### WRITTEN EXERCISE
Reproduce the material exactly, omitting nothing.

-- start of SUPPLIED ENTRIES --

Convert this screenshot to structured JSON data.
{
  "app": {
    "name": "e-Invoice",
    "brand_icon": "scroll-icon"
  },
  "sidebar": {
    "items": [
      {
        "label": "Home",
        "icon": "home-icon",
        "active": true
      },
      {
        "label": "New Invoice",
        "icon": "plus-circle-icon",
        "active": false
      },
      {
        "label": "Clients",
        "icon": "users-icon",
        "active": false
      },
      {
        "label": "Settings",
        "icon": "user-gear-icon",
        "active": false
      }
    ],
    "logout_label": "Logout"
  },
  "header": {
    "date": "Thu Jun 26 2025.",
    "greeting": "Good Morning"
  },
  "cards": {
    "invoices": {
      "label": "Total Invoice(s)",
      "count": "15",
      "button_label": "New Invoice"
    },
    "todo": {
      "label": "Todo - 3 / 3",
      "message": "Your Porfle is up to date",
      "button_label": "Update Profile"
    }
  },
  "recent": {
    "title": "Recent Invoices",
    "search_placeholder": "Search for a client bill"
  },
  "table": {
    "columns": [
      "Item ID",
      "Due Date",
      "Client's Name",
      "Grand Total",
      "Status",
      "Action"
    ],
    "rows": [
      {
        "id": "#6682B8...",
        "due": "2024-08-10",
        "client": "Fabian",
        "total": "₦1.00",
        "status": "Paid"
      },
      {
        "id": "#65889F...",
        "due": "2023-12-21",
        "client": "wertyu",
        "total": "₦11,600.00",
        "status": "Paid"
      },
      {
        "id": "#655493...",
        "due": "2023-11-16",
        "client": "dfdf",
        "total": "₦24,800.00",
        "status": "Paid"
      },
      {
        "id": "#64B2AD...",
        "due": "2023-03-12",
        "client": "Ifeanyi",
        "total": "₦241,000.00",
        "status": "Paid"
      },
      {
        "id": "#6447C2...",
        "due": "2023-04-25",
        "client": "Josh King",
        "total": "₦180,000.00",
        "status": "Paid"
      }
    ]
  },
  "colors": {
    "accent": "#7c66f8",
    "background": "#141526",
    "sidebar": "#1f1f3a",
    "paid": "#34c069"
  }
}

-- end of SUPPLIED ENTRIES --

### WRITTEN ANSWER
Convert this screenshot to structured JSON data.
{
  "app": {
    "name": "e-Invoice",
    "brand_icon": "scroll-icon"
  },
  "sidebar": {
    "items": [
      {
        "label": "Home",
        "icon": "home-icon",
        "active": true
      },
      {
        "label": "New Invoice",
        "icon": "plus-circle-icon",
        "active": false
      },
      {
        "label": "Clients",
        "icon": "users-icon",
        "active": false
      },
      {
        "label": "Settings",
        "icon": "user-gear-icon",
        "active": false
      }
    ],
    "logout_label": "Logout"
  },
  "header": {
    "date": "Thu Jun 26 2025.",
    "greeting": "Good Morning"
  },
  "cards": {
    "invoices": {
      "label": "Total Invoice(s)",
      "count": "15",
      "button_label": "New Invoice"
    },
    "todo": {
      "label": "Todo - 3 / 3",
      "message": "Your Porfle is up to date",
      "button_label": "Update Profile"
    }
  },
  "recent": {
    "title": "Recent Invoices",
    "search_placeholder": "Search for a client bill"
  },
  "table": {
    "columns": [
      "Item ID",
      "Due Date",
      "Client's Name",
      "Grand Total",
      "Status",
      "Action"
    ],
    "rows": [
      {
        "id": "#6682B8...",
        "due": "2024-08-10",
        "client": "Fabian",
        "total": "₦1.00",
        "status": "Paid"
      },
      {
        "id": "#65889F...",
        "due": "2023-12-21",
        "client": "wertyu",
        "total": "₦11,600.00",
        "status": "Paid"
      },
      {
        "id": "#655493...",
        "due": "2023-11-16",
        "client": "dfdf",
        "total": "₦24,800.00",
        "status": "Paid"
      },
      {
        "id": "#64B2AD...",
        "due": "2023-03-12",
        "client": "Ifeanyi",
        "total": "₦241,000.00",
        "status": "Paid"
      },
      {
        "id": "#6447C2...",
        "due": "2023-04-25",
        "client": "Josh King",
        "total": "₦180,000.00",
        "status": "Paid"
      }
    ]
  },
  "colors": {
    "accent": "#7c66f8",
    "background": "#141526",
    "sidebar": "#1f1f3a",
    "paid": "#34c069"
  }
}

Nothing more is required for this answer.